**WHAT TO WORK ON**
Transcribe the passage of the article on 4K and HD below from "Here's a bit" up to and including "in the comments!".

**DOCUMENT EXCERPT**
- - -

4K is being thrust at us like a out-of-control steamroller. But hang on a minute! HD hasn't suddenly got worse, and we all thought it was pretty good a couple of years ago.
Here's a bit of a spoiler alert: we still like 4K. But when you look at the arguments on the web for and against 4K they almost all suffer from the fact that they are either for or against it. None of them, therefore, give the complete picture.
What follows is only my take on the subject, but it's written from an objective point of view. If you disagree, please let me know in the comments!
Well, I've already said it. HD is already pretty good. What's more, many of us haven't even seen what HD is capable of.
The same was true of SD. Most of us (and by "most of us" I don't necessarily mean professionals like RedShark readers. I mean most people in their homes, who will have badly adjusted televisions connected to a terrestrial analogue or digital service) didn't realise quite how bad SD was. But, even so, it did the job for many decades. But I remember for the first time seeing SD in a television studio, on a studio monitor showing the feed directly from a studio camera. It looked amazing! Quite honestly, that was as big a jump in quality compared to my previous experience of SD as the first time I saw HD.
For a long time after that, I wished that I could merely have that studio quality SD in my home. The nearest I got to this was when I bought my first DVD player and connected it using component cables. I thought it was pretty breathtaking in comparison with broadcast SD and VHS.

- - -

**RECORDED INFORMATION**

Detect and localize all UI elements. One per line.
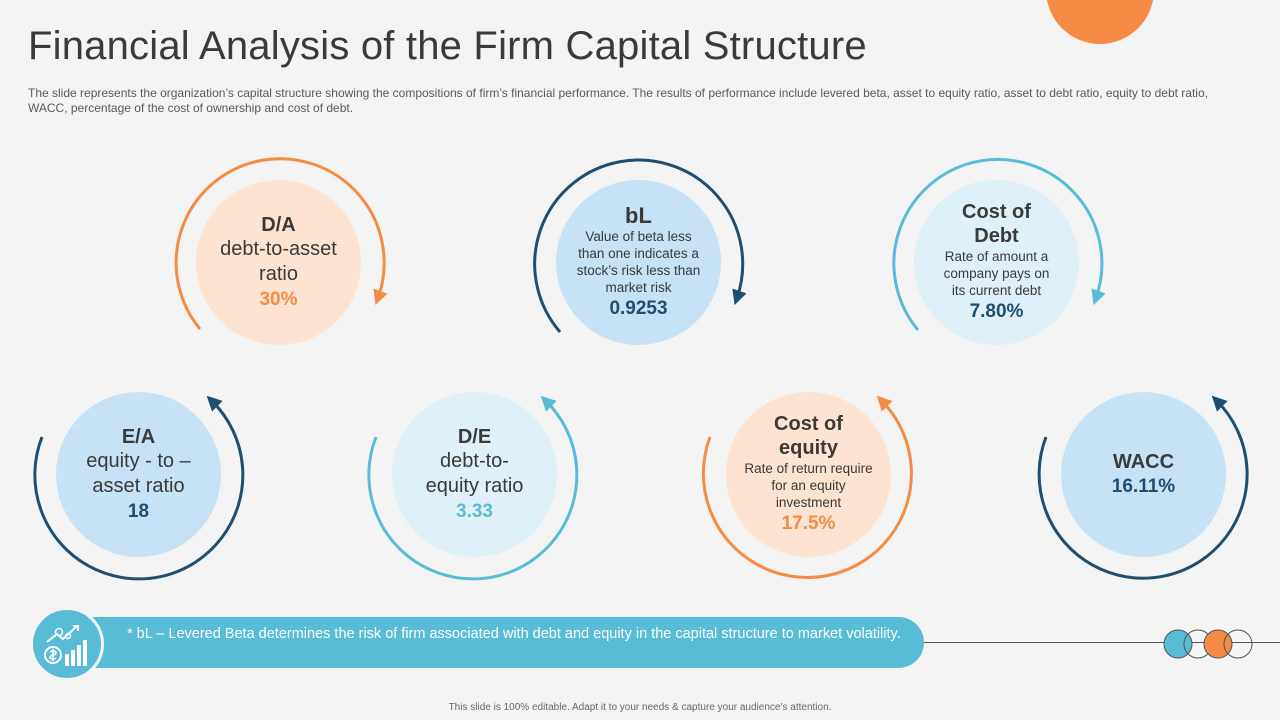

- - -

**FINAL ANSWER**
Here's a bit of a spoiler alert: we still like 4K. But when you look at the arguments on the web for and against 4K they almost all suffer from the fact that they are either for or against it. None of them, therefore, give the complete picture.
What follows is only my take on the subject, but it's written from an objective point of view. If you disagree, please let me know in the comments!